### Supplied data

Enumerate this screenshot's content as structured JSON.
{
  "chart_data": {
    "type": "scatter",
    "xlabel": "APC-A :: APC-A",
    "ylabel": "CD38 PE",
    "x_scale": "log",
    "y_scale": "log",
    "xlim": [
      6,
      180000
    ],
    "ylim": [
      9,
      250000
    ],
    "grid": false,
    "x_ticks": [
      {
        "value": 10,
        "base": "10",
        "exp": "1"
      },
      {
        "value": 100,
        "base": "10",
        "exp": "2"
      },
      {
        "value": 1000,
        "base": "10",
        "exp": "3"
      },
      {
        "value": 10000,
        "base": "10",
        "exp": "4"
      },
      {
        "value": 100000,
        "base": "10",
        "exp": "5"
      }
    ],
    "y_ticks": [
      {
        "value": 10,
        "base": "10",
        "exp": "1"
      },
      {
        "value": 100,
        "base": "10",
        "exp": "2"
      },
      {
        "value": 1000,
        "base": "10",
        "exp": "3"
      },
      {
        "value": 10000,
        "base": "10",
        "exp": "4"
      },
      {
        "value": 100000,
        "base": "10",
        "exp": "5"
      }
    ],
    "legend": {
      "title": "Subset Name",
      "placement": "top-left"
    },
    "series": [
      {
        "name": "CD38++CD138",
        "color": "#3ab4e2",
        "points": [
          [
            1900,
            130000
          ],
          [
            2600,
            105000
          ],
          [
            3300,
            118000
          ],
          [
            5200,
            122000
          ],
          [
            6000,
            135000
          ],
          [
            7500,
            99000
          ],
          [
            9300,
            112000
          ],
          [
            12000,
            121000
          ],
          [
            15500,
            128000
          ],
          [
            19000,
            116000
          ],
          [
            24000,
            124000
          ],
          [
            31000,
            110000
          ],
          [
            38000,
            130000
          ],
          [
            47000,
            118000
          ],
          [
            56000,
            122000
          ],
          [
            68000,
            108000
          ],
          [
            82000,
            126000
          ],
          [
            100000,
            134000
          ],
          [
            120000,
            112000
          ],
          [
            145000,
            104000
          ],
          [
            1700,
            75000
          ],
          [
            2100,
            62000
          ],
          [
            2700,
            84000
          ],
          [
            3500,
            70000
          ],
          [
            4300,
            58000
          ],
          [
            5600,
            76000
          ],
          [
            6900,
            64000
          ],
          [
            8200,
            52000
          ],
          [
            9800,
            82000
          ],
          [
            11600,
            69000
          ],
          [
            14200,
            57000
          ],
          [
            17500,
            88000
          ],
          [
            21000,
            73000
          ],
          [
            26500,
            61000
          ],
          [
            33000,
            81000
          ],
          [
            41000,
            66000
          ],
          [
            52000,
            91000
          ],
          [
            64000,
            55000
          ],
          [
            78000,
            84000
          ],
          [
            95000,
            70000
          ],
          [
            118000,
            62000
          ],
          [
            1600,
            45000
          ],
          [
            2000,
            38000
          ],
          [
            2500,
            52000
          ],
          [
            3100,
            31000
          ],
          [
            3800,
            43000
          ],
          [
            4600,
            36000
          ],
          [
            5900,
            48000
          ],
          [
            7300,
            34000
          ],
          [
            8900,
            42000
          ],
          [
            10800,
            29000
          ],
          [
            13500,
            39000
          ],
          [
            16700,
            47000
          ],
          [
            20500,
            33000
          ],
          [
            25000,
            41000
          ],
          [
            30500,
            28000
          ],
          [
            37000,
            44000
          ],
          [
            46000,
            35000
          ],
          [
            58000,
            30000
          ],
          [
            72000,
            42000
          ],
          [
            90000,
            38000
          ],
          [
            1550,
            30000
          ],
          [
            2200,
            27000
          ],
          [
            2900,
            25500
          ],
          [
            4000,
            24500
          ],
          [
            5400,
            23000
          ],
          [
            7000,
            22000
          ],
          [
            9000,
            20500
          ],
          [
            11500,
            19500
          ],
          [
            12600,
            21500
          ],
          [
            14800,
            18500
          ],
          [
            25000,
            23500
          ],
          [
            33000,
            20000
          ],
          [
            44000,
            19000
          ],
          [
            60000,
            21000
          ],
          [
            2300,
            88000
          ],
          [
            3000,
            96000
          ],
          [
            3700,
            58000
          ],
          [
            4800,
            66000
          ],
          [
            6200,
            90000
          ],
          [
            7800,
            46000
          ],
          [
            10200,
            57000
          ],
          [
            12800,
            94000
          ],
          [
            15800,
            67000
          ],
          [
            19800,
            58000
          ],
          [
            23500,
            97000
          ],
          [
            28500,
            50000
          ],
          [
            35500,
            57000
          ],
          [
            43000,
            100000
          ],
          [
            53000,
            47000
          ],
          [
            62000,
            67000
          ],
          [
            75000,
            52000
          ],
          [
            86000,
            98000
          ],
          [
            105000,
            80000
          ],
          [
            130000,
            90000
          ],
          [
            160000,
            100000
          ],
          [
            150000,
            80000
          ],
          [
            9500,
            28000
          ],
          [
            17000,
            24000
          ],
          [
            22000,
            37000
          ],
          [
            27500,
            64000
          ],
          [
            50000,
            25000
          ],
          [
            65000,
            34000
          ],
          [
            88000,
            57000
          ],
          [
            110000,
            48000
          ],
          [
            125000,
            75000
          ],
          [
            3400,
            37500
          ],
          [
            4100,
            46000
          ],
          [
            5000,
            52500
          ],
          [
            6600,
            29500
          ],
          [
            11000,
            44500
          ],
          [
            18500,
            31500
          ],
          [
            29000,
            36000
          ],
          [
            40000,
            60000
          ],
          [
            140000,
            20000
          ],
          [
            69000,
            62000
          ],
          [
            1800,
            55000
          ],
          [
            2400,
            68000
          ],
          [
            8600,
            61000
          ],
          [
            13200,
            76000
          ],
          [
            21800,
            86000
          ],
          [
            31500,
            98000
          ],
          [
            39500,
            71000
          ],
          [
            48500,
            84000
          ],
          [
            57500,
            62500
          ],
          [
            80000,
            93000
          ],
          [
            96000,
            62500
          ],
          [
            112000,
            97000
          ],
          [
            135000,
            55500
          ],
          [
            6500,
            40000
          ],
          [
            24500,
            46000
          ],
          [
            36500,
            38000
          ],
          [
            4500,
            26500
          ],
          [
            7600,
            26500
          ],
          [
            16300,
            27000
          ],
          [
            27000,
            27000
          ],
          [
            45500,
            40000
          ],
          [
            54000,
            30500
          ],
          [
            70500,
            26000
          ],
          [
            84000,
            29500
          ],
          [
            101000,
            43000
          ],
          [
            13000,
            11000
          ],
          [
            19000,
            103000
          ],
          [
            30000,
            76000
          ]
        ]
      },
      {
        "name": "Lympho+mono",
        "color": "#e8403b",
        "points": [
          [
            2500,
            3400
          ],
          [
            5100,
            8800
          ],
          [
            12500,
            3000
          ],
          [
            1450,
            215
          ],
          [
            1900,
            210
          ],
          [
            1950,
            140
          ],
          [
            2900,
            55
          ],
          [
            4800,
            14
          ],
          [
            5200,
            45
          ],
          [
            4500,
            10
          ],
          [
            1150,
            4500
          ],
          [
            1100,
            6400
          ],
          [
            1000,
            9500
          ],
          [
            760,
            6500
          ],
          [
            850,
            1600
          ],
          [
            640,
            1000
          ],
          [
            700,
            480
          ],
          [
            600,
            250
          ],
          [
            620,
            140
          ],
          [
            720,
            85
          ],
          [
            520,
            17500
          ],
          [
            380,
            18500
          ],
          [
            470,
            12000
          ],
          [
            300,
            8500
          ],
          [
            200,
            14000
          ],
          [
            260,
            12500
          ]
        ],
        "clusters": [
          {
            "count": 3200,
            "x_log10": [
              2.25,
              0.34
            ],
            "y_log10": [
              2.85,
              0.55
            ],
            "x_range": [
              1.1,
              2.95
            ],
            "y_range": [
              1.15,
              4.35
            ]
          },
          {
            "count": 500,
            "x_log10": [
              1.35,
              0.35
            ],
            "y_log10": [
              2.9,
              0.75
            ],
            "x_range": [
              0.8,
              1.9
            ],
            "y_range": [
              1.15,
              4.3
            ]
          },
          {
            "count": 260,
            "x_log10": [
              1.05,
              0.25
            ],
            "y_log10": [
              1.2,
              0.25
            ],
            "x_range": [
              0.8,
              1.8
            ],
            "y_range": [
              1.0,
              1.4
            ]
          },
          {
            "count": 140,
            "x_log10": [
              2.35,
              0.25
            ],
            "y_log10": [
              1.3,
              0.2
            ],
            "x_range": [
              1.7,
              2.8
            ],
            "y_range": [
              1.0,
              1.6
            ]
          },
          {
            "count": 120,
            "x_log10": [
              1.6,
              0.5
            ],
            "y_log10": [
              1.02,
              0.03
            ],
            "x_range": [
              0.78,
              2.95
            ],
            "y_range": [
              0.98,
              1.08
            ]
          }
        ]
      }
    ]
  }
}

######
### Supplied data

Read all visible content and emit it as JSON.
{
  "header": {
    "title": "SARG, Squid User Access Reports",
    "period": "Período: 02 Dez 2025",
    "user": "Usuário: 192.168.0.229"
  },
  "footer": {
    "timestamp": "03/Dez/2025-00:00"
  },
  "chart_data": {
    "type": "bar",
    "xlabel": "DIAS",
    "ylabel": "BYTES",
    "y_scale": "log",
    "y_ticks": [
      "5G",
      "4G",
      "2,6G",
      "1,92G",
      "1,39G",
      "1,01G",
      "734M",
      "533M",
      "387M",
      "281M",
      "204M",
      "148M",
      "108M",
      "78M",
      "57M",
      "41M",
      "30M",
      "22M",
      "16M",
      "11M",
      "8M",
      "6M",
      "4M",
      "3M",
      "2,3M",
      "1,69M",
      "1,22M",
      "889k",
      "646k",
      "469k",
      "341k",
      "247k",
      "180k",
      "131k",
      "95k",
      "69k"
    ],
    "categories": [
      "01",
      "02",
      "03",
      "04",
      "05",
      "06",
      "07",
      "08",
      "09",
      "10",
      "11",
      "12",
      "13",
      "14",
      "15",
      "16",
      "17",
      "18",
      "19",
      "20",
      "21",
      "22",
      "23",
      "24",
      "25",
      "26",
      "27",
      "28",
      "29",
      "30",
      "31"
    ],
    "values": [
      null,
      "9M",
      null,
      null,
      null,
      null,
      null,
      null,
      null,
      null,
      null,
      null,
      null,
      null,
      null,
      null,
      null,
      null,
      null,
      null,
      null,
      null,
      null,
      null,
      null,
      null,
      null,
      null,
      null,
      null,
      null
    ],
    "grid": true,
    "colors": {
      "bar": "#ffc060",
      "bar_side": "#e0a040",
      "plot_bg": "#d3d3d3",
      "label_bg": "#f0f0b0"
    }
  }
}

######

Instructions to follow >>
Report how many lines of the preceding records include "title". Output the number only.

Result below >>
2